▶
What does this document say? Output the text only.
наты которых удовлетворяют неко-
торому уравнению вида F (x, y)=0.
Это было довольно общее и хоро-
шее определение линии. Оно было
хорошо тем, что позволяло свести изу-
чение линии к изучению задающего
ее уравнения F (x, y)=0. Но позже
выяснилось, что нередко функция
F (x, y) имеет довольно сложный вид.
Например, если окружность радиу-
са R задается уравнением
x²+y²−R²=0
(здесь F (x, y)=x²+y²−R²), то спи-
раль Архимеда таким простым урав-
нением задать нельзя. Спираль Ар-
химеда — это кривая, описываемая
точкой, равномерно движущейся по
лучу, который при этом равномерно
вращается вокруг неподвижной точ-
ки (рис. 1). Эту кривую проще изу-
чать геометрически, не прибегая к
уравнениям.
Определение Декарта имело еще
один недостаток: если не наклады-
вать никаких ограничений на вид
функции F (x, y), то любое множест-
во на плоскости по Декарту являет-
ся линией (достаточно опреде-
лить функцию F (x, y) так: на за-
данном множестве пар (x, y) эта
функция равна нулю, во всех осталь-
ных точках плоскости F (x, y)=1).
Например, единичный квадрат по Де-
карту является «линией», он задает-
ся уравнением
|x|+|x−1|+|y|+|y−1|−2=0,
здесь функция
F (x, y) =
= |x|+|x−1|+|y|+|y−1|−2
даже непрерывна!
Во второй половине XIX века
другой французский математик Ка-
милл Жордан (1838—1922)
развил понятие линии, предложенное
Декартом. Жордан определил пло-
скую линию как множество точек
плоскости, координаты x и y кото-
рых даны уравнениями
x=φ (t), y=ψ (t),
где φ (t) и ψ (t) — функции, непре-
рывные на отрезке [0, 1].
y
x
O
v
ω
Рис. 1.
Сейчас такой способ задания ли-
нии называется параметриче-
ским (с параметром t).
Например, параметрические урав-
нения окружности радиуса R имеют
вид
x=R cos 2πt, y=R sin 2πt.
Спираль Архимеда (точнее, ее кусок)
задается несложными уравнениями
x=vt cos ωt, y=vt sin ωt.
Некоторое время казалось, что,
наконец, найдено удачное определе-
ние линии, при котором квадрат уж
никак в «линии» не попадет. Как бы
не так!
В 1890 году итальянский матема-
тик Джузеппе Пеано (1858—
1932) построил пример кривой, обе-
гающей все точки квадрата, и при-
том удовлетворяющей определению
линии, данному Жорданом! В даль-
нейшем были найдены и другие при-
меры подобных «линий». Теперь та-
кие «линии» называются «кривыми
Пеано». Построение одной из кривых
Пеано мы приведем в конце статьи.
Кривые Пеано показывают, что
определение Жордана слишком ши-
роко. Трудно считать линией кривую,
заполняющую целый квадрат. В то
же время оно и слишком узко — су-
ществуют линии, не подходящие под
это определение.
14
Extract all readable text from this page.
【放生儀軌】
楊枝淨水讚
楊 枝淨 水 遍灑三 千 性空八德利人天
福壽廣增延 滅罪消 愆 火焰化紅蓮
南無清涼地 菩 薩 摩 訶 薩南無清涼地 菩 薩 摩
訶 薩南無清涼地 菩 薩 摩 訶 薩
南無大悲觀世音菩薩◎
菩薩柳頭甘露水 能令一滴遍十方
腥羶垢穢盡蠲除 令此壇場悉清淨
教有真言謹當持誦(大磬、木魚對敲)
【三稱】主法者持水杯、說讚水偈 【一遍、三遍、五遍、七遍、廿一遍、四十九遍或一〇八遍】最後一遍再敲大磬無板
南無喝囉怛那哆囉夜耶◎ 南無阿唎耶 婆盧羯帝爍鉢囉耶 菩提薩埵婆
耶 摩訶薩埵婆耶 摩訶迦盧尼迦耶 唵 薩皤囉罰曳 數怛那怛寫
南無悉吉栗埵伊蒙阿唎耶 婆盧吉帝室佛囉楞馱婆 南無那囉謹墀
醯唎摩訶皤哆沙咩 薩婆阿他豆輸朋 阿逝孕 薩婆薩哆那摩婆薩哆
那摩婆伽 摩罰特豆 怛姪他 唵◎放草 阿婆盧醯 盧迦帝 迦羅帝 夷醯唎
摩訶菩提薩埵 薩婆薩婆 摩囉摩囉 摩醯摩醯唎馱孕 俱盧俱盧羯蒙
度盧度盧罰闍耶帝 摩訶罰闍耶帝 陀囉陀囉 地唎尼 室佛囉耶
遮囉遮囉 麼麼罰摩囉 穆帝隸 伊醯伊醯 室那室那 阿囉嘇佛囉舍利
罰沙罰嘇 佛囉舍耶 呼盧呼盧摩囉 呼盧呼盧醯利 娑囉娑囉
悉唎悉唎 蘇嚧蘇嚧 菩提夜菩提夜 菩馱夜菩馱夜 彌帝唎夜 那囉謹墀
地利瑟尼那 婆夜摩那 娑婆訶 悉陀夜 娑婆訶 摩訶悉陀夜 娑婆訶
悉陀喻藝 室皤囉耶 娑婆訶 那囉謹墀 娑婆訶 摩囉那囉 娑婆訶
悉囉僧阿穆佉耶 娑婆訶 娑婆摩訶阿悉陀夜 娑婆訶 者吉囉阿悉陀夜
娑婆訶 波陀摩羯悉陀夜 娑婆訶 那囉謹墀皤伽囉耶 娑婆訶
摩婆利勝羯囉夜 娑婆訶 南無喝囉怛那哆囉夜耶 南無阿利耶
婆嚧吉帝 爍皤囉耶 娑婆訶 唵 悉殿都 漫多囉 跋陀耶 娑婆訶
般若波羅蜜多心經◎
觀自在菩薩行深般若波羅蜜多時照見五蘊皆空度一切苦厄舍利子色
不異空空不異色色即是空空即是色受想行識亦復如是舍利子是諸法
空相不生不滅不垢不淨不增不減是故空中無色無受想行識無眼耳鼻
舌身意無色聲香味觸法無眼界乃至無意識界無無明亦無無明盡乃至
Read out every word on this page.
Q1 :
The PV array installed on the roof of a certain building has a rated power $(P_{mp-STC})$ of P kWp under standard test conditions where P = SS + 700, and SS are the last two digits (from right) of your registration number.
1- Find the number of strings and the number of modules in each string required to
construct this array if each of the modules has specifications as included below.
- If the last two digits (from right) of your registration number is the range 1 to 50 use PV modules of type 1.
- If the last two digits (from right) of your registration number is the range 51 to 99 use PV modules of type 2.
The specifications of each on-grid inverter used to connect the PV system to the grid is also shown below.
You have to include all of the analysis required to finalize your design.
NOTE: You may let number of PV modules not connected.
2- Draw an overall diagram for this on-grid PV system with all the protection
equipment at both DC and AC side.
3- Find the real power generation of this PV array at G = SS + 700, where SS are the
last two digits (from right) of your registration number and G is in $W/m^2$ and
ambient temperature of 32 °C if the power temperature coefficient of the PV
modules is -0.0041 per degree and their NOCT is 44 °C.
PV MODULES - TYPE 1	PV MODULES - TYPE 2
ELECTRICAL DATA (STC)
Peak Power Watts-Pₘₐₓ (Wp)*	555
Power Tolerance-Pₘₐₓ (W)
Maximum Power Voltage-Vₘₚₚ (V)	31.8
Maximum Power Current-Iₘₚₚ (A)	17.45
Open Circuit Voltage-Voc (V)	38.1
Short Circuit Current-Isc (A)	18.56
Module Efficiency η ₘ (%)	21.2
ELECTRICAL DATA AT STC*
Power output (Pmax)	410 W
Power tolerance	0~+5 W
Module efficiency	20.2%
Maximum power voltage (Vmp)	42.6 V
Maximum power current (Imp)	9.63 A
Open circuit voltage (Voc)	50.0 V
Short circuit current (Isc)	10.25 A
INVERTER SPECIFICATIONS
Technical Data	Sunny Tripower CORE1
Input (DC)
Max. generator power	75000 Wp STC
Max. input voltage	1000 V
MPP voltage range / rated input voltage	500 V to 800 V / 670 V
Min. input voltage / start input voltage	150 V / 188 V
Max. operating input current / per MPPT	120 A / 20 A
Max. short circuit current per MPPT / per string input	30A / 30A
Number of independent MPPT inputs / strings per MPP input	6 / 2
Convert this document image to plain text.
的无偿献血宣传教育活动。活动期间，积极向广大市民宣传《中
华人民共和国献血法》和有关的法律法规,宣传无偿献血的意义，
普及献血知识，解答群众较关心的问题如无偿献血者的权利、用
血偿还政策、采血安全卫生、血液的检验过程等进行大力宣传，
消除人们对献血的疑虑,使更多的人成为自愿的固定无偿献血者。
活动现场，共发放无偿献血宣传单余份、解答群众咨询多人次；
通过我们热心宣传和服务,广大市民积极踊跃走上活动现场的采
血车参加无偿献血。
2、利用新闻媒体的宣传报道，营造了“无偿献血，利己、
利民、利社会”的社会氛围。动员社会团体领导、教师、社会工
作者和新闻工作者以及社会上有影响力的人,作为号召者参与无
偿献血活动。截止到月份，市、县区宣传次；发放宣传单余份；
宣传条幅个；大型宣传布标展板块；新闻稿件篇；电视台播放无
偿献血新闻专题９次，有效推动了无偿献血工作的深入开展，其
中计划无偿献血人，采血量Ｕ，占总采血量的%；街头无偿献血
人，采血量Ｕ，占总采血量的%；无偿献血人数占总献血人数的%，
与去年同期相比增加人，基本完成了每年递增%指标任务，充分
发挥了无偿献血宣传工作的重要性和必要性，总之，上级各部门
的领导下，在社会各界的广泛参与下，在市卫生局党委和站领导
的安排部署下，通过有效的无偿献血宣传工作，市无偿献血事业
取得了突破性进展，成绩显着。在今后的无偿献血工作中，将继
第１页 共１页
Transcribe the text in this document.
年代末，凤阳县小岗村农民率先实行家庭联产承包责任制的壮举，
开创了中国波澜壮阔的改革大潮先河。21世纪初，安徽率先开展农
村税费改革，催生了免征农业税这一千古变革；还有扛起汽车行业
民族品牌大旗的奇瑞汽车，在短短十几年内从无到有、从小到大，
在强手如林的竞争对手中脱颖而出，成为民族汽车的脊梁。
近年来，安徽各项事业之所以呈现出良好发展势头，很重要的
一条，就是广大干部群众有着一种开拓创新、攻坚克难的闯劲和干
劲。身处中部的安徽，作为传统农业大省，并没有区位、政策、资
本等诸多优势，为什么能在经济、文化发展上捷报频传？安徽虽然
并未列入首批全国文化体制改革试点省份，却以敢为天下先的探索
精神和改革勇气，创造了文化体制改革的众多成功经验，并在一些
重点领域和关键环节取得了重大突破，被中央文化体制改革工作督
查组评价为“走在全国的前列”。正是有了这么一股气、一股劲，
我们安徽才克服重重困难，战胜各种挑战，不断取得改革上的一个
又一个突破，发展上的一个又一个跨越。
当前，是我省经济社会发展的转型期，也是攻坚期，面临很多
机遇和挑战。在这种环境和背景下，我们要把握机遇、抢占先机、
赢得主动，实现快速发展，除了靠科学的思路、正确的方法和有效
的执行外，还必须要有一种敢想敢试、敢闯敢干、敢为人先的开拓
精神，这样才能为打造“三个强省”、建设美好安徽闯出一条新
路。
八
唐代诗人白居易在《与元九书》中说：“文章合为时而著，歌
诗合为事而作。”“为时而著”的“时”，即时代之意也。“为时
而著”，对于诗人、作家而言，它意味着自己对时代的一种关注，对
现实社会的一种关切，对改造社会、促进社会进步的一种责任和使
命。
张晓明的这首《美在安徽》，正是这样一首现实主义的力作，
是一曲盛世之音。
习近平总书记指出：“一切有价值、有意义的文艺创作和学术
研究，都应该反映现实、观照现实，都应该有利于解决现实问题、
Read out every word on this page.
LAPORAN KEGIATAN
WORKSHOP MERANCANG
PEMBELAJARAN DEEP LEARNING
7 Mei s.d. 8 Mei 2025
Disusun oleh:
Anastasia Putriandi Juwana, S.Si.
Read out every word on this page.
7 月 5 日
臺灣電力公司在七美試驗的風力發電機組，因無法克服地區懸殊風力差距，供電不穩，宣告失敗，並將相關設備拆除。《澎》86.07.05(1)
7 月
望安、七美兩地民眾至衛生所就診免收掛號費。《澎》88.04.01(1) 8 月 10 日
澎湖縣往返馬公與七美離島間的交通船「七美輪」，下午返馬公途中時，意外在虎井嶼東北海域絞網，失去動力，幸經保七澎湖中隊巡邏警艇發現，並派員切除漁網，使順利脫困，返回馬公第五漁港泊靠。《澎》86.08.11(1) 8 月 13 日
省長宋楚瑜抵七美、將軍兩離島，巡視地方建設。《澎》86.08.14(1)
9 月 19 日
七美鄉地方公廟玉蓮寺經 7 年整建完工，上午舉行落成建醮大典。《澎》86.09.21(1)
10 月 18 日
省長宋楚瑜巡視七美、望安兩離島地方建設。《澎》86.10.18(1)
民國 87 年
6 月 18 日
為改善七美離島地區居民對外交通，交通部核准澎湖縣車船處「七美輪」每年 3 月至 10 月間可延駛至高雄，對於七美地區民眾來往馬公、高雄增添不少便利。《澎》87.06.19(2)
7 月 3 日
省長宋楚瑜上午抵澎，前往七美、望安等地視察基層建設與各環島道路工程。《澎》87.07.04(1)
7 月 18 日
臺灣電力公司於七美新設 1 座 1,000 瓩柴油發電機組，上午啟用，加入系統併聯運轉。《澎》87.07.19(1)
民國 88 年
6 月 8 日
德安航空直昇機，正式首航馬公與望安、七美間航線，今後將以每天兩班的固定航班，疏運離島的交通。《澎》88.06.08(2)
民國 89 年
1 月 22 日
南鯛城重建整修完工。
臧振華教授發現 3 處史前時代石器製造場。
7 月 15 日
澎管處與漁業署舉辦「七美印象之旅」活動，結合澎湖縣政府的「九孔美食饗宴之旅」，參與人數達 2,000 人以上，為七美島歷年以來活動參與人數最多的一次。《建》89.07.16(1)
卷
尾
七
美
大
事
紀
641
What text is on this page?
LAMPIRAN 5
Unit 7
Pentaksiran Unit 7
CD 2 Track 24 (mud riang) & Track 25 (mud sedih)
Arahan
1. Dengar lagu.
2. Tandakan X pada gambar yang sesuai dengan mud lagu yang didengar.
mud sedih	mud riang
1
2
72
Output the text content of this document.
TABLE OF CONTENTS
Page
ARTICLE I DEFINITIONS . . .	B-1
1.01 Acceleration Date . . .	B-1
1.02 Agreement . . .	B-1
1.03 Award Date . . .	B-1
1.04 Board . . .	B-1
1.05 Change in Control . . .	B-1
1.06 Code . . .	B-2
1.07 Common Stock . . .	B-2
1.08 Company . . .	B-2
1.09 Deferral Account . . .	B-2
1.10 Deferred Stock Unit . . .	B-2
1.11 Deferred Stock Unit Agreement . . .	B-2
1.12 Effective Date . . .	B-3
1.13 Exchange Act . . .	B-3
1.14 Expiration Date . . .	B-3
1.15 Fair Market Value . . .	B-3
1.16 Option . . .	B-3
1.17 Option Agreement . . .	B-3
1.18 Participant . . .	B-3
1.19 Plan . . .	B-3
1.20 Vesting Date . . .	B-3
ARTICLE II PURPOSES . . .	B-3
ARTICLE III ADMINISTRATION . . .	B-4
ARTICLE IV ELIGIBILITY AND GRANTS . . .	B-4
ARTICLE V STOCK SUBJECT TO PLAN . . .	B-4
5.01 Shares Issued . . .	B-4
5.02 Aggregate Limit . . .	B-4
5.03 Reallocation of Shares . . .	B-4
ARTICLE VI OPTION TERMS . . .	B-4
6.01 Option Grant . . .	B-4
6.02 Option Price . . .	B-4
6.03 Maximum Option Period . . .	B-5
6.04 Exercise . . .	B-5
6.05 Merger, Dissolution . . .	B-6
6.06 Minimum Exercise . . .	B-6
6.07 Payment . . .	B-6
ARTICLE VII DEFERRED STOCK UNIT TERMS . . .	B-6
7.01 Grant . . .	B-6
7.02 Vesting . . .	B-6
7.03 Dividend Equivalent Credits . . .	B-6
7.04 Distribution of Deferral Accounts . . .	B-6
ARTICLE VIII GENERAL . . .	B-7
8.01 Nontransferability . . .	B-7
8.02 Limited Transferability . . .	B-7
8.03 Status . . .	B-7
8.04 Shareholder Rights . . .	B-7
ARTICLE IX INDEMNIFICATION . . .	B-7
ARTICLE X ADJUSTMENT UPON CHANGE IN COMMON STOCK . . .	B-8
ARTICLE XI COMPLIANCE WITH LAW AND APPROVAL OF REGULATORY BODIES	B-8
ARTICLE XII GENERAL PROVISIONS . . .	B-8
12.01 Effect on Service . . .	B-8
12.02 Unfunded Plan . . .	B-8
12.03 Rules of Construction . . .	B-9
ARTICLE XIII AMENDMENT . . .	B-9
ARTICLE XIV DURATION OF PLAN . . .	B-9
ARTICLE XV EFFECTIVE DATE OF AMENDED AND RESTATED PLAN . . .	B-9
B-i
◀
§ **Task directions**: Show every line in the records above that contains the word "Agreement".

§ **The response**:
1.02 Agreement . . .	B-1
1.11 Deferred Stock Unit Agreement . . .	B-2
1.17 Option Agreement . . .	B-3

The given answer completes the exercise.